A block of data:

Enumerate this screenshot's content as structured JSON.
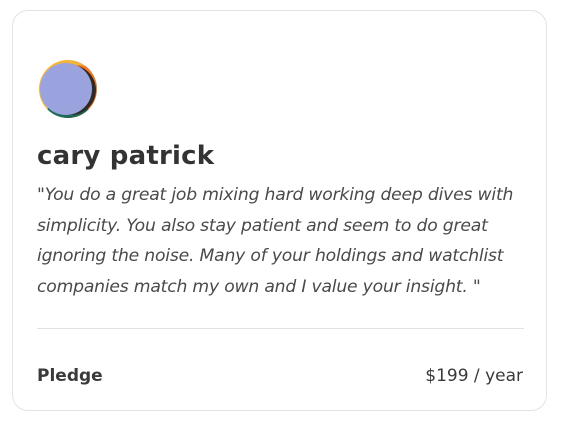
{
  "testimonial": {
    "name": "cary patrick",
    "quote": "\"You do a great job mixing hard working deep dives with simplicity. You also stay patient and seem to do great ignoring the noise. Many of your holdings and watchlist companies match my own and I value your insight. \"",
    "avatar_icon": "avatar-circle-icon"
  },
  "footer": {
    "label": "Pledge",
    "price": "$199 / year"
  },
  "colors": {
    "avatar_main": "#9aa3dd",
    "avatar_orange": "#f07a2a",
    "avatar_yellow": "#f2b53b",
    "avatar_teal": "#1e6b5a",
    "card_border": "#e3e3e3",
    "text": "#3a3a3a"
  }
}
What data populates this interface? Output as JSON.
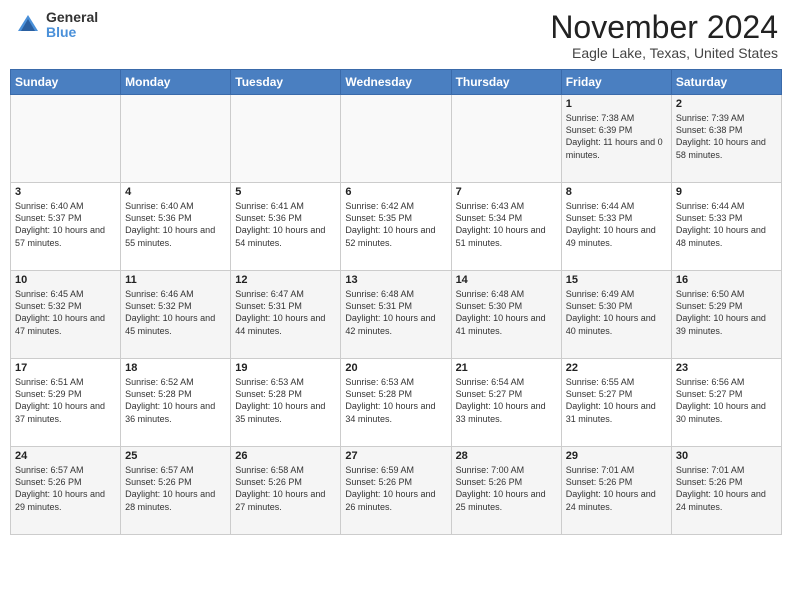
{
  "header": {
    "logo_general": "General",
    "logo_blue": "Blue",
    "month": "November 2024",
    "location": "Eagle Lake, Texas, United States"
  },
  "weekdays": [
    "Sunday",
    "Monday",
    "Tuesday",
    "Wednesday",
    "Thursday",
    "Friday",
    "Saturday"
  ],
  "weeks": [
    [
      {
        "day": "",
        "content": ""
      },
      {
        "day": "",
        "content": ""
      },
      {
        "day": "",
        "content": ""
      },
      {
        "day": "",
        "content": ""
      },
      {
        "day": "",
        "content": ""
      },
      {
        "day": "1",
        "content": "Sunrise: 7:38 AM\nSunset: 6:39 PM\nDaylight: 11 hours and 0 minutes."
      },
      {
        "day": "2",
        "content": "Sunrise: 7:39 AM\nSunset: 6:38 PM\nDaylight: 10 hours and 58 minutes."
      }
    ],
    [
      {
        "day": "3",
        "content": "Sunrise: 6:40 AM\nSunset: 5:37 PM\nDaylight: 10 hours and 57 minutes."
      },
      {
        "day": "4",
        "content": "Sunrise: 6:40 AM\nSunset: 5:36 PM\nDaylight: 10 hours and 55 minutes."
      },
      {
        "day": "5",
        "content": "Sunrise: 6:41 AM\nSunset: 5:36 PM\nDaylight: 10 hours and 54 minutes."
      },
      {
        "day": "6",
        "content": "Sunrise: 6:42 AM\nSunset: 5:35 PM\nDaylight: 10 hours and 52 minutes."
      },
      {
        "day": "7",
        "content": "Sunrise: 6:43 AM\nSunset: 5:34 PM\nDaylight: 10 hours and 51 minutes."
      },
      {
        "day": "8",
        "content": "Sunrise: 6:44 AM\nSunset: 5:33 PM\nDaylight: 10 hours and 49 minutes."
      },
      {
        "day": "9",
        "content": "Sunrise: 6:44 AM\nSunset: 5:33 PM\nDaylight: 10 hours and 48 minutes."
      }
    ],
    [
      {
        "day": "10",
        "content": "Sunrise: 6:45 AM\nSunset: 5:32 PM\nDaylight: 10 hours and 47 minutes."
      },
      {
        "day": "11",
        "content": "Sunrise: 6:46 AM\nSunset: 5:32 PM\nDaylight: 10 hours and 45 minutes."
      },
      {
        "day": "12",
        "content": "Sunrise: 6:47 AM\nSunset: 5:31 PM\nDaylight: 10 hours and 44 minutes."
      },
      {
        "day": "13",
        "content": "Sunrise: 6:48 AM\nSunset: 5:31 PM\nDaylight: 10 hours and 42 minutes."
      },
      {
        "day": "14",
        "content": "Sunrise: 6:48 AM\nSunset: 5:30 PM\nDaylight: 10 hours and 41 minutes."
      },
      {
        "day": "15",
        "content": "Sunrise: 6:49 AM\nSunset: 5:30 PM\nDaylight: 10 hours and 40 minutes."
      },
      {
        "day": "16",
        "content": "Sunrise: 6:50 AM\nSunset: 5:29 PM\nDaylight: 10 hours and 39 minutes."
      }
    ],
    [
      {
        "day": "17",
        "content": "Sunrise: 6:51 AM\nSunset: 5:29 PM\nDaylight: 10 hours and 37 minutes."
      },
      {
        "day": "18",
        "content": "Sunrise: 6:52 AM\nSunset: 5:28 PM\nDaylight: 10 hours and 36 minutes."
      },
      {
        "day": "19",
        "content": "Sunrise: 6:53 AM\nSunset: 5:28 PM\nDaylight: 10 hours and 35 minutes."
      },
      {
        "day": "20",
        "content": "Sunrise: 6:53 AM\nSunset: 5:28 PM\nDaylight: 10 hours and 34 minutes."
      },
      {
        "day": "21",
        "content": "Sunrise: 6:54 AM\nSunset: 5:27 PM\nDaylight: 10 hours and 33 minutes."
      },
      {
        "day": "22",
        "content": "Sunrise: 6:55 AM\nSunset: 5:27 PM\nDaylight: 10 hours and 31 minutes."
      },
      {
        "day": "23",
        "content": "Sunrise: 6:56 AM\nSunset: 5:27 PM\nDaylight: 10 hours and 30 minutes."
      }
    ],
    [
      {
        "day": "24",
        "content": "Sunrise: 6:57 AM\nSunset: 5:26 PM\nDaylight: 10 hours and 29 minutes."
      },
      {
        "day": "25",
        "content": "Sunrise: 6:57 AM\nSunset: 5:26 PM\nDaylight: 10 hours and 28 minutes."
      },
      {
        "day": "26",
        "content": "Sunrise: 6:58 AM\nSunset: 5:26 PM\nDaylight: 10 hours and 27 minutes."
      },
      {
        "day": "27",
        "content": "Sunrise: 6:59 AM\nSunset: 5:26 PM\nDaylight: 10 hours and 26 minutes."
      },
      {
        "day": "28",
        "content": "Sunrise: 7:00 AM\nSunset: 5:26 PM\nDaylight: 10 hours and 25 minutes."
      },
      {
        "day": "29",
        "content": "Sunrise: 7:01 AM\nSunset: 5:26 PM\nDaylight: 10 hours and 24 minutes."
      },
      {
        "day": "30",
        "content": "Sunrise: 7:01 AM\nSunset: 5:26 PM\nDaylight: 10 hours and 24 minutes."
      }
    ]
  ]
}
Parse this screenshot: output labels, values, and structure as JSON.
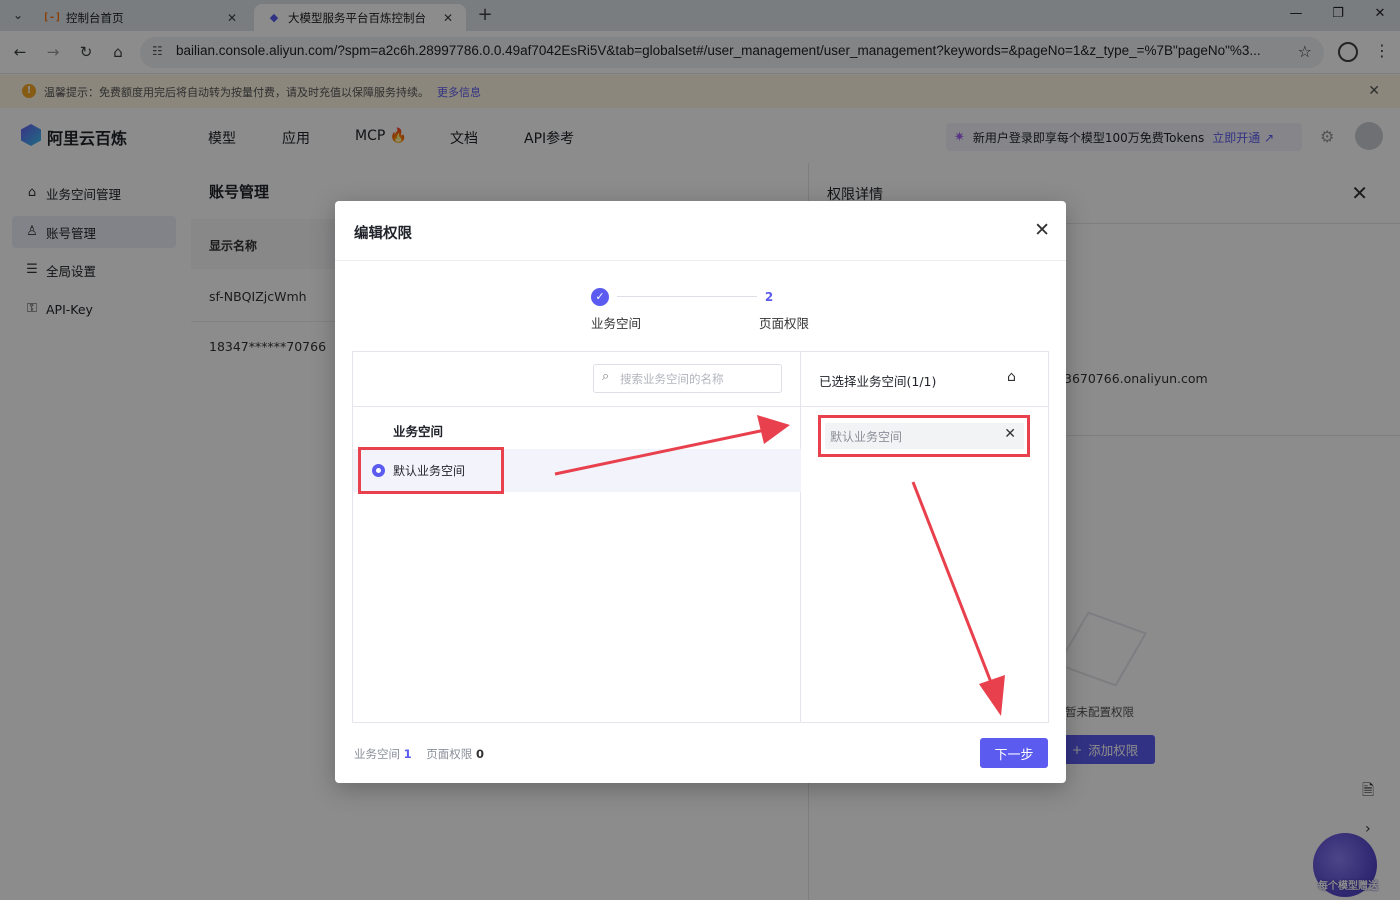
{
  "browser": {
    "tabs": [
      {
        "title": "控制台首页",
        "active": false
      },
      {
        "title": "大模型服务平台百炼控制台",
        "active": true
      }
    ],
    "url": "bailian.console.aliyun.com/?spm=a2c6h.28997786.0.0.49af7042EsRi5V&tab=globalset#/user_management/user_management?keywords=&pageNo=1&z_type_=%7B\"pageNo\"%3..."
  },
  "notice": {
    "text": "温馨提示：免费额度用完后将自动转为按量付费，请及时充值以保障服务持续。",
    "link": "更多信息"
  },
  "topnav": {
    "logo": "阿里云百炼",
    "items": [
      "模型",
      "应用",
      "MCP",
      "文档",
      "API参考"
    ],
    "promo": "新用户登录即享每个模型100万免费Tokens",
    "promo_link": "立即开通 ↗"
  },
  "sidebar": {
    "items": [
      {
        "label": "业务空间管理",
        "active": false
      },
      {
        "label": "账号管理",
        "active": true
      },
      {
        "label": "全局设置",
        "active": false
      },
      {
        "label": "API-Key",
        "active": false
      }
    ]
  },
  "content": {
    "title": "账号管理",
    "column": "显示名称",
    "rows": [
      "sf-NBQIZjcWmh",
      "18347******70766"
    ]
  },
  "right_panel": {
    "title": "权限详情",
    "email": "3670766.onaliyun.com",
    "empty_text": "暂未配置权限",
    "add_button": "添加权限"
  },
  "widget": {
    "text": "每个模型赠送"
  },
  "modal": {
    "title": "编辑权限",
    "steps": [
      {
        "index": "✓",
        "label": "业务空间"
      },
      {
        "index": "2",
        "label": "页面权限"
      }
    ],
    "search_placeholder": "搜索业务空间的名称",
    "left_column": "业务空间",
    "left_items": [
      "默认业务空间"
    ],
    "right_title": "已选择业务空间(1/1)",
    "selected_items": [
      "默认业务空间"
    ],
    "footer": {
      "space_label": "业务空间",
      "space_count": "1",
      "page_label": "页面权限",
      "page_count": "0"
    },
    "next_button": "下一步"
  },
  "colors": {
    "primary": "#5b5bf0",
    "annotation": "#e8404c"
  }
}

Requirement: Determine how many lines of the listing above include the word "screenshot", and report that number only.

Output below: 2